Return every one of the entries below word for word, leaving out the pictures.
------
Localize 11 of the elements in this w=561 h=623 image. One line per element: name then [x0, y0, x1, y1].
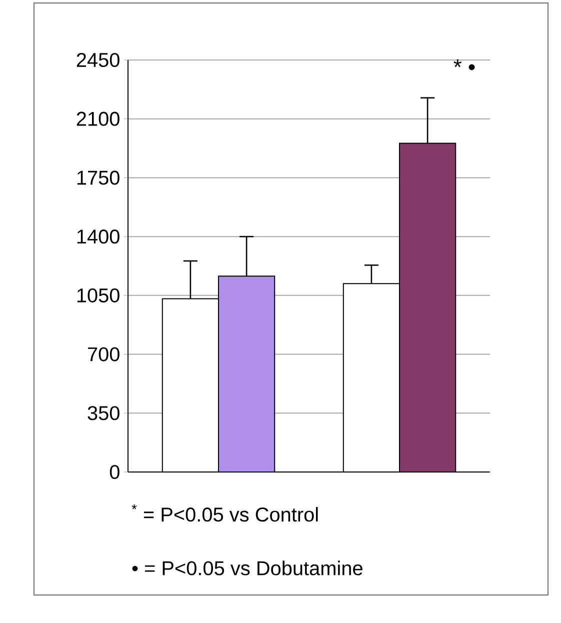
y-tick-label: 1750 — [77, 170, 120, 185]
y-tick-label: 700 — [88, 347, 120, 362]
annotation: * • — [454, 59, 475, 70]
y-tick-label: 2100 — [76, 112, 120, 126]
y-tick-label: 1050 — [77, 288, 120, 302]
y-tick-label: 0 — [110, 464, 120, 480]
text: $^{*}$ = P<0.05 vs Control — [132, 504, 318, 522]
y-tick-label: 2450 — [76, 52, 120, 68]
y-tick-label: 350 — [88, 406, 120, 420]
text: • = P<0.05 vs Dobutamine — [132, 560, 362, 576]
y-tick-label: 1400 — [77, 230, 120, 244]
------
- Output of the exercise:
Localize 11 of the elements in this w=561 h=623 image. One line per element: name then [x0, y0, x1, y1].
y-tick-label: 1750 — [77, 170, 120, 185]
y-tick-label: 700 — [88, 347, 120, 362]
annotation: * • — [454, 59, 475, 70]
y-tick-label: 2100 — [76, 112, 120, 126]
y-tick-label: 1050 — [77, 288, 120, 302]
y-tick-label: 0 — [110, 464, 120, 480]
text: $^{*}$ = P<0.05 vs Control — [132, 504, 318, 522]
y-tick-label: 2450 — [76, 52, 120, 68]
y-tick-label: 350 — [88, 406, 120, 420]
text: • = P<0.05 vs Dobutamine — [132, 560, 362, 576]
y-tick-label: 1400 — [77, 230, 120, 244]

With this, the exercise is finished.